Fig. 6: Mapping the P. aeruginosa cell surface with Phage-seq.

a, b First 3 principal components (truncated single value decomposition [TSVD]) of V_HH relative abundance matrix at final round of selection. Each point represents a distinct selection or biological replicate, or a sample of the non-panned input library. a Selections (or library) colored according to growth condition. b Selections (or library) colored according to the category of antigen targeted by the selection. c Canonical correspondence analysis (CCA) of selections and a subset of the antigen matrix. CCA projects samples (selections) and features (antigens) into the same lower-dimensional space. Antigens are depicted as vectors from the origin, and selections are shown as points. Each plot depicts the same 3D space with a different antigen vector and cells positive for that antigen highlighted in separate panels. Left, flagellar hook-basal body; center, OprM; right, type III secretion system (T3SS). d–g For each antigen shown in Fig. 3c with > 10 example selections, a classifier was trained to predict whether that antigen was present or absent in the relevant selection. Repeated stratified 5-fold cross-validation was performed and area under the receiver-operator characteristic curve (AUROC) was calculated for each antigen. As a control, classifiers were fit against the same selections with the labels randomly permuted. Trained classifiers were used to predict whether each antigen was present or absent for all samples in the selection. \(p\)-values, Wilcoxon rank-sum test (one-sided; H₁: AUROC > 0.5). Source data are provided as a Source Data file. EPS Exopolysaccharide, LPS lipopolysaccharide, QS quorum sensing.

EXERCISE DIRECTIONS: According to the figure caption, which statistical test produced the p-values?

SUPPLIED RECORDS:
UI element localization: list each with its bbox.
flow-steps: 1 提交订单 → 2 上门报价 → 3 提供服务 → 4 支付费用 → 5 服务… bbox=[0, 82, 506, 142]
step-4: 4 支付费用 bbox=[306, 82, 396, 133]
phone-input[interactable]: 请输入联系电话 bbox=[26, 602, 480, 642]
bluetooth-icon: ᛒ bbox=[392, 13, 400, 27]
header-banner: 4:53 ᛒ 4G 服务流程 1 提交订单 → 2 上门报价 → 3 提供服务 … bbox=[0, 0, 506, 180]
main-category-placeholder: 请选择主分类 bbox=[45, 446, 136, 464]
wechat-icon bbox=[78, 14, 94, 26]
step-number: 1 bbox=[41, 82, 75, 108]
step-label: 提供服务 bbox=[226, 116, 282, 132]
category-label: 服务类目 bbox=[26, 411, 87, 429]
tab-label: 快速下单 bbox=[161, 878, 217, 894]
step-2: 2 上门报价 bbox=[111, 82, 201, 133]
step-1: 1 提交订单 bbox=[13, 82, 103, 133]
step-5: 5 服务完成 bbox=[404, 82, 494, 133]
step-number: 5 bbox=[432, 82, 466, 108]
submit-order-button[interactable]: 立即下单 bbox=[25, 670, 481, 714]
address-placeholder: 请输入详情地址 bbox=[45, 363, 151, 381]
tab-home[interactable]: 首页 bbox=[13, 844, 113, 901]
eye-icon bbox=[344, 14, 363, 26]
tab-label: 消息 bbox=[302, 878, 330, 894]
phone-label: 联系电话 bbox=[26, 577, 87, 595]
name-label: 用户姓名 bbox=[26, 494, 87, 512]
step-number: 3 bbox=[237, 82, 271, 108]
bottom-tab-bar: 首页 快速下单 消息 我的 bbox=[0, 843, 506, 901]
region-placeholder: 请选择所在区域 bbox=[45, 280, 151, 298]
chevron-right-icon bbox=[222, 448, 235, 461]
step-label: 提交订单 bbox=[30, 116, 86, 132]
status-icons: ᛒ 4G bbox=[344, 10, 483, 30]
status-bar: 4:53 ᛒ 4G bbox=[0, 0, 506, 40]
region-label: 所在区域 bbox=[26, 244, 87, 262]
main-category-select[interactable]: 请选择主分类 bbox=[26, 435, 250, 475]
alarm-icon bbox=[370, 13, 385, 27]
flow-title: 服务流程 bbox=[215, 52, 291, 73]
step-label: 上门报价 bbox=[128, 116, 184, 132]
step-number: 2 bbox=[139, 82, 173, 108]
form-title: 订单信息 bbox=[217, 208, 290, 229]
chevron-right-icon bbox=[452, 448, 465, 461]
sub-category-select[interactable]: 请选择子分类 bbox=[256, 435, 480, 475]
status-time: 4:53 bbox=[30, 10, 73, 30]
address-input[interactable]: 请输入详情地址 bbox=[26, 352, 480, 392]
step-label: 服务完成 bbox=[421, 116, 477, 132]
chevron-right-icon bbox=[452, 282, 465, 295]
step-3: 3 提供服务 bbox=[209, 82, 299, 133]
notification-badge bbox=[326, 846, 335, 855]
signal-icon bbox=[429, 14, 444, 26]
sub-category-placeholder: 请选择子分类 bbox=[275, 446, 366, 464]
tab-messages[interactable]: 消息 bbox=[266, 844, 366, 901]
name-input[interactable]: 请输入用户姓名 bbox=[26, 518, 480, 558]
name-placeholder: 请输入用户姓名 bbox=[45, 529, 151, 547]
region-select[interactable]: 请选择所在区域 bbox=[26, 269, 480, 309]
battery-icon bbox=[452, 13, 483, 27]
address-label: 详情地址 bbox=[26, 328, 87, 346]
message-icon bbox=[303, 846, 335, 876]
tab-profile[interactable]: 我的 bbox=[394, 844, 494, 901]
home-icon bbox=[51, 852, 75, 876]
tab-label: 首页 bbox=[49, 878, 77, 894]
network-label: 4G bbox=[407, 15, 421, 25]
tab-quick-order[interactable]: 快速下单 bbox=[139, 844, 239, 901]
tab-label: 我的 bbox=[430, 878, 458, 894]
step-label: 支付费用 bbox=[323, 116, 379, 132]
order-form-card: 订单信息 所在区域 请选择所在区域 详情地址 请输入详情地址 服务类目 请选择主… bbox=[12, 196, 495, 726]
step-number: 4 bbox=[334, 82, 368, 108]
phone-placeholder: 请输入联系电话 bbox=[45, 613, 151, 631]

SOLUTION FOR THIS PROBLEM: A one-sided Wilcoxon rank-sum test, with the alternative hypothesis that AUROC is greater than 0.5.